--- BEGIN ---

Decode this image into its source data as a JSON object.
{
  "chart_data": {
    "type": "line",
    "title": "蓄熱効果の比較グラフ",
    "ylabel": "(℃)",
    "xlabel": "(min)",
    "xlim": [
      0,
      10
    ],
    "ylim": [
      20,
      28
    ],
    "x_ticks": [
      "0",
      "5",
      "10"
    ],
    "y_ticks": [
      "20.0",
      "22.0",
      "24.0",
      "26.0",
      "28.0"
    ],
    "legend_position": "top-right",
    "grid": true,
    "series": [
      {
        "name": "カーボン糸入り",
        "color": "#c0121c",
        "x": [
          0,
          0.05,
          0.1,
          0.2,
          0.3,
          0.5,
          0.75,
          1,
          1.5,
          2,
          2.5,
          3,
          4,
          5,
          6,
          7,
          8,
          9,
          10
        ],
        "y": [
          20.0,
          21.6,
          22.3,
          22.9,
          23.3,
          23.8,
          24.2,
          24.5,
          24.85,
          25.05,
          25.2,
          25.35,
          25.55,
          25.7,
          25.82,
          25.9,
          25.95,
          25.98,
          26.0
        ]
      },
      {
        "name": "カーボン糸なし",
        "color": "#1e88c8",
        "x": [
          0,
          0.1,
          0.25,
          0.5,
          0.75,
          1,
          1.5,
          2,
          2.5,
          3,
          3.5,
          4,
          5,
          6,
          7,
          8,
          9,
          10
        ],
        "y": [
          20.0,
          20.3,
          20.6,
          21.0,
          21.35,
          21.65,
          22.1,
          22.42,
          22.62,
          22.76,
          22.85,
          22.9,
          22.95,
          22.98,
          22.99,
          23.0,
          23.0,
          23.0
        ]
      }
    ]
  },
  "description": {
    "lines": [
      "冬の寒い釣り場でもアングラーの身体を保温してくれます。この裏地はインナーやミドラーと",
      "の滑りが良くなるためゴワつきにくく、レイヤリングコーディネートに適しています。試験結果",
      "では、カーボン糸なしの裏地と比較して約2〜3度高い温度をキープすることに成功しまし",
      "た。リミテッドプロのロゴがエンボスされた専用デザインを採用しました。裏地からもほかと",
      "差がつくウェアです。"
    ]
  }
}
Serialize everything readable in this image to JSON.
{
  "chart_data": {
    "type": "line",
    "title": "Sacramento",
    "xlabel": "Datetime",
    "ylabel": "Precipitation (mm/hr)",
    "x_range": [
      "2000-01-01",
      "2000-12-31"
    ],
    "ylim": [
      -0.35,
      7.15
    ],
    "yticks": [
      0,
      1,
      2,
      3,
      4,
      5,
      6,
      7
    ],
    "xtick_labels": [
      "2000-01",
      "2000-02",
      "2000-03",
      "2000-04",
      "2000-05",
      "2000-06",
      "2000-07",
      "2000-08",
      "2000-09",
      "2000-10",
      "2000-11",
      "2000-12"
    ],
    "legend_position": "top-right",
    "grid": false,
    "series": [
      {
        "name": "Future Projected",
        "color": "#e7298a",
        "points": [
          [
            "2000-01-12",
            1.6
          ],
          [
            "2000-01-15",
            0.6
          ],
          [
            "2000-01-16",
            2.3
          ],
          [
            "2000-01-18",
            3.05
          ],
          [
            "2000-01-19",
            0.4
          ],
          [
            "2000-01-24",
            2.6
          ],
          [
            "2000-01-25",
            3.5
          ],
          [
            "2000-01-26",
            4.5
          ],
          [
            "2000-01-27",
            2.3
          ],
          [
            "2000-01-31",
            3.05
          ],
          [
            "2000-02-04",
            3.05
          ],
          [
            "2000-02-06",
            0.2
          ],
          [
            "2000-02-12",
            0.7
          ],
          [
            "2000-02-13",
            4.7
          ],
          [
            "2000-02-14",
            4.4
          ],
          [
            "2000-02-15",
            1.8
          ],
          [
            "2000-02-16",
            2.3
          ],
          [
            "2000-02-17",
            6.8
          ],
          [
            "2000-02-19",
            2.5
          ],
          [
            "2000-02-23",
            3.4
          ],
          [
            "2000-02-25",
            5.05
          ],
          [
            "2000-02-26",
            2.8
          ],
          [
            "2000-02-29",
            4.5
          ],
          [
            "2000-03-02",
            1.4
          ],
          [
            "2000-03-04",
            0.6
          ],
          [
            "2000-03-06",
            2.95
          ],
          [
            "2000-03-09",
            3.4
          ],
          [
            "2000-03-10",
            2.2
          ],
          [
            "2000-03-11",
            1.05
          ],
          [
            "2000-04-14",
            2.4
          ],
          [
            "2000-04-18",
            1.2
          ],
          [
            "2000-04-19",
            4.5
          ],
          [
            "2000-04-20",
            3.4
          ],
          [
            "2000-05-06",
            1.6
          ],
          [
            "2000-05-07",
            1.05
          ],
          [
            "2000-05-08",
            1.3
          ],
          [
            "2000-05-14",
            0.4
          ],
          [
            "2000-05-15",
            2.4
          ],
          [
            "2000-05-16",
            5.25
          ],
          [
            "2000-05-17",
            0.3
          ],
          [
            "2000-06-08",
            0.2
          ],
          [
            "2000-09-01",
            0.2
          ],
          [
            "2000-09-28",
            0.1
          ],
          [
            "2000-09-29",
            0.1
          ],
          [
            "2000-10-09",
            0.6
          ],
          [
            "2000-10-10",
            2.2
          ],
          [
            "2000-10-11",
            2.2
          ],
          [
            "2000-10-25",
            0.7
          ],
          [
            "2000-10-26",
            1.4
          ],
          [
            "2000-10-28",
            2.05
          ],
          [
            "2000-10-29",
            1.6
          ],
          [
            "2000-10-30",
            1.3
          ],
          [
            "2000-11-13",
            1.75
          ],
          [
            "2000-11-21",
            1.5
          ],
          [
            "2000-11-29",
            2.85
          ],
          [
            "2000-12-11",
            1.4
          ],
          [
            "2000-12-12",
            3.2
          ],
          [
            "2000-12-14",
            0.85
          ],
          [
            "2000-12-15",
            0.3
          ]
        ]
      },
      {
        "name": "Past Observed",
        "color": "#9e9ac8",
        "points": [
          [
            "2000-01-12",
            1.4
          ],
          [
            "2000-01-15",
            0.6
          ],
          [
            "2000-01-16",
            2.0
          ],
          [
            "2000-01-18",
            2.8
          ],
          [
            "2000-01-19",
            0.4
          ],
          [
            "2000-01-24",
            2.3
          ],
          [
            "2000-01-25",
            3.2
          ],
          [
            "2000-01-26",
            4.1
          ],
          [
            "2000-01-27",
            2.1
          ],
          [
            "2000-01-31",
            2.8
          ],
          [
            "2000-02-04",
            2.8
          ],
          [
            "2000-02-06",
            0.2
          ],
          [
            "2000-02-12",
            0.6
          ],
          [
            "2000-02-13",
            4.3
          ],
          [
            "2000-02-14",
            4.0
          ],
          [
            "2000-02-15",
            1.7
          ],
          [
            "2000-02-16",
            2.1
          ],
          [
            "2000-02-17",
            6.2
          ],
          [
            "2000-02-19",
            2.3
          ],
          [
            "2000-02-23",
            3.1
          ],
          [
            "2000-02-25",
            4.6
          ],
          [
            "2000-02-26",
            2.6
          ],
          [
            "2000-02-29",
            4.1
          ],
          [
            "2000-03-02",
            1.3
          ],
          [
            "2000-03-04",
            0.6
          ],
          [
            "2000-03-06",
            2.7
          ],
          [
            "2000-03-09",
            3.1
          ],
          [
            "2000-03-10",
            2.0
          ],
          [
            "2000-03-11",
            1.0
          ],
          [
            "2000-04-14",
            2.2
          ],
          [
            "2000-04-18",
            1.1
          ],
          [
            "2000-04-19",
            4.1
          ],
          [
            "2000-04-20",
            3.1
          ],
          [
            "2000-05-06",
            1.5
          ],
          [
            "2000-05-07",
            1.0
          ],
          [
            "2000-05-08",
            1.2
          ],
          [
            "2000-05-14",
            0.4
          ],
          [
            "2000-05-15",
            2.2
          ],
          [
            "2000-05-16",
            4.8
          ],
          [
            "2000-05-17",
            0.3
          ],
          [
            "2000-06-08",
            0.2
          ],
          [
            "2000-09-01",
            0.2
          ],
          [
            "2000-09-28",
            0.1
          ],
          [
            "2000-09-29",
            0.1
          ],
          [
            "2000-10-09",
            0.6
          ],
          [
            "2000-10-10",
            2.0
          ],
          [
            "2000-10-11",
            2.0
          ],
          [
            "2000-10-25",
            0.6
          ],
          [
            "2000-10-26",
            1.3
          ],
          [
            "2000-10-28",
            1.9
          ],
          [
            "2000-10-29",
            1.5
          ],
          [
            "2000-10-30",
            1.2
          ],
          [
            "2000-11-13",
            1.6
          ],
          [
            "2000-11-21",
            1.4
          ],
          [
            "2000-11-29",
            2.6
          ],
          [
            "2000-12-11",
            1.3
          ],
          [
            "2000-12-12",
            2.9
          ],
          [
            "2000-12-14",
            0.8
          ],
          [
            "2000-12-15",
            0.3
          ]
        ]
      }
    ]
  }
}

--- END ---

**Exercise task:**
List all lines holding the string "name".

**Result below:**
        "name": "カーボン糸入り",
        "name": "カーボン糸なし",
        "name": "Future Projected",
        "name": "Past Observed",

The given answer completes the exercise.